[Aim] In the following material, identify every line holding the string "this" and return it.

_____

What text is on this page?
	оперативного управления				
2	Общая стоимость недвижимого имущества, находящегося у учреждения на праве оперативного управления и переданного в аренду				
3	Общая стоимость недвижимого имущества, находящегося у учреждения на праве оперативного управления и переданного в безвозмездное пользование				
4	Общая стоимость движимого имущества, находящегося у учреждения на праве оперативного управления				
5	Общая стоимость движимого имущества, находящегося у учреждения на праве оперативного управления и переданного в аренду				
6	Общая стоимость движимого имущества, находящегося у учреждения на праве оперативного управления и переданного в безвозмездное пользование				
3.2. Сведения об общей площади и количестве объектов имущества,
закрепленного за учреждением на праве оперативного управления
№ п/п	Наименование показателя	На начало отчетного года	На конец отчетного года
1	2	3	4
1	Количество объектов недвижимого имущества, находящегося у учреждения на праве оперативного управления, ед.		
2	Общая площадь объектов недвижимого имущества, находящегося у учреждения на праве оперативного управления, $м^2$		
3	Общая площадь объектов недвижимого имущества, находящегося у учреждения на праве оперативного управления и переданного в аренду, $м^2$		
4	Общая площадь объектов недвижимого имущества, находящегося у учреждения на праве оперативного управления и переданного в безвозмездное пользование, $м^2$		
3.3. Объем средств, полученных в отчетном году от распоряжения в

_____

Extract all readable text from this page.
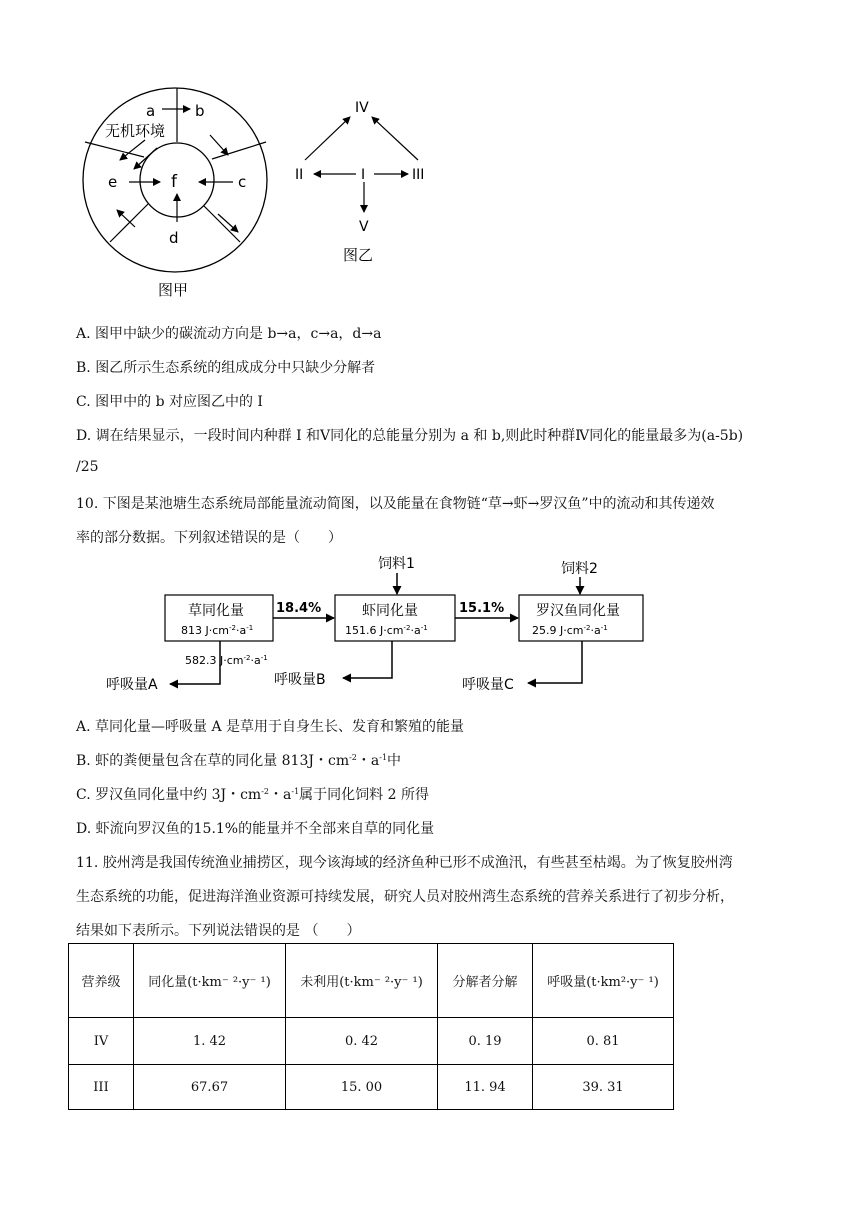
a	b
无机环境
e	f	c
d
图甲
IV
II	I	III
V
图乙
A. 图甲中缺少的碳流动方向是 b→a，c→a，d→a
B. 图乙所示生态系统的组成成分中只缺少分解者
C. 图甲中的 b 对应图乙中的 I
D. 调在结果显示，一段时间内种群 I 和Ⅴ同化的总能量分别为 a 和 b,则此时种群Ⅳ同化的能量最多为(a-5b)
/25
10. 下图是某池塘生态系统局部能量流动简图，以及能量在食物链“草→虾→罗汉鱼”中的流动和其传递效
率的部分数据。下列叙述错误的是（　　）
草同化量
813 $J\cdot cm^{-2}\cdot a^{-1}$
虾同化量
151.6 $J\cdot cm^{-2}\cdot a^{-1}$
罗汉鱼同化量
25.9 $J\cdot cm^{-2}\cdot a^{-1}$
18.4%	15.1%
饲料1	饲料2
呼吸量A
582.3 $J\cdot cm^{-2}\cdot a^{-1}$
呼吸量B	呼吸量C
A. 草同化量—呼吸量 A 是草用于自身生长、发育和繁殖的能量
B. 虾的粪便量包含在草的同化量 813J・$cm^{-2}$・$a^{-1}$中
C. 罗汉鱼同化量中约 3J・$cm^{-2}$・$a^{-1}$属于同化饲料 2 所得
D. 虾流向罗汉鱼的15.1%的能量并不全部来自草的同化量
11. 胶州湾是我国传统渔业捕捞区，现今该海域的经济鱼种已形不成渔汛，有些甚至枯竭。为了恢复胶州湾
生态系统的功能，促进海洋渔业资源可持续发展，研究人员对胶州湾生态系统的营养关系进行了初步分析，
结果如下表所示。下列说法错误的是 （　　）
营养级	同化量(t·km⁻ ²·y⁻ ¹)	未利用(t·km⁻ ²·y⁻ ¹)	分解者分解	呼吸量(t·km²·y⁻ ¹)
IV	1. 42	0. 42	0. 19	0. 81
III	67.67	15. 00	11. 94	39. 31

_____

[Response to the exercise]
What text is on this page?
Extract all readable text from this page.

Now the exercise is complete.